* [WHAT THIS TASK INVOLVES]: Draw out every line with the word "material" from the listing below.

Stored data:
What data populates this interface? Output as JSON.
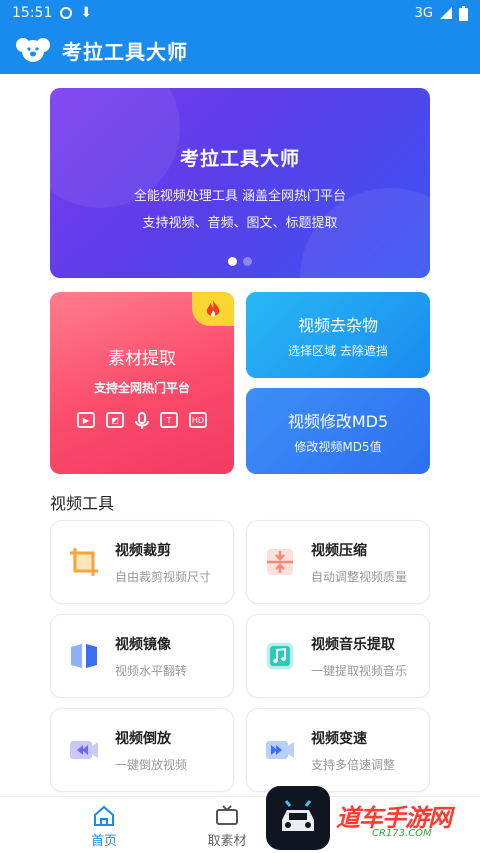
{
  "status": {
    "time": "15:51",
    "network": "3G"
  },
  "appbar": {
    "title": "考拉工具大师"
  },
  "banner": {
    "title": "考拉工具大师",
    "line1": "全能视频处理工具 涵盖全网热门平台",
    "line2": "支持视频、音频、图文、标题提取"
  },
  "features": {
    "material": {
      "title": "素材提取",
      "subtitle": "支持全网热门平台",
      "icons": [
        "video-icon",
        "image-icon",
        "mic-icon",
        "text-icon",
        "hd-icon"
      ],
      "hd_text": "HD",
      "t_text": "T"
    },
    "remove": {
      "title": "视频去杂物",
      "subtitle": "选择区域 去除遮挡"
    },
    "md5": {
      "title": "视频修改MD5",
      "subtitle": "修改视频MD5值"
    }
  },
  "section": {
    "title": "视频工具"
  },
  "tools": [
    {
      "title": "视频裁剪",
      "subtitle": "自由裁剪视频尺寸",
      "icon": "crop-icon"
    },
    {
      "title": "视频压缩",
      "subtitle": "自动调整视频质量",
      "icon": "compress-icon"
    },
    {
      "title": "视频镜像",
      "subtitle": "视频水平翻转",
      "icon": "mirror-icon"
    },
    {
      "title": "视频音乐提取",
      "subtitle": "一键提取视频音乐",
      "icon": "music-icon"
    },
    {
      "title": "视频倒放",
      "subtitle": "一键倒放视频",
      "icon": "rewind-icon"
    },
    {
      "title": "视频变速",
      "subtitle": "支持多倍速调整",
      "icon": "speed-icon"
    }
  ],
  "nav": {
    "home": "首页",
    "material": "取素材"
  },
  "watermark": {
    "text": "道车手游网",
    "sub": "CR173.COM"
  },
  "colors": {
    "primary": "#1a8bee",
    "banner": "#5a3ee8",
    "material": "#fb4b6a",
    "badge": "#f9d532"
  }
}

* [THE SOLUTION]:
    "material": {
    "material": "取素材"
    "material": "#fb4b6a",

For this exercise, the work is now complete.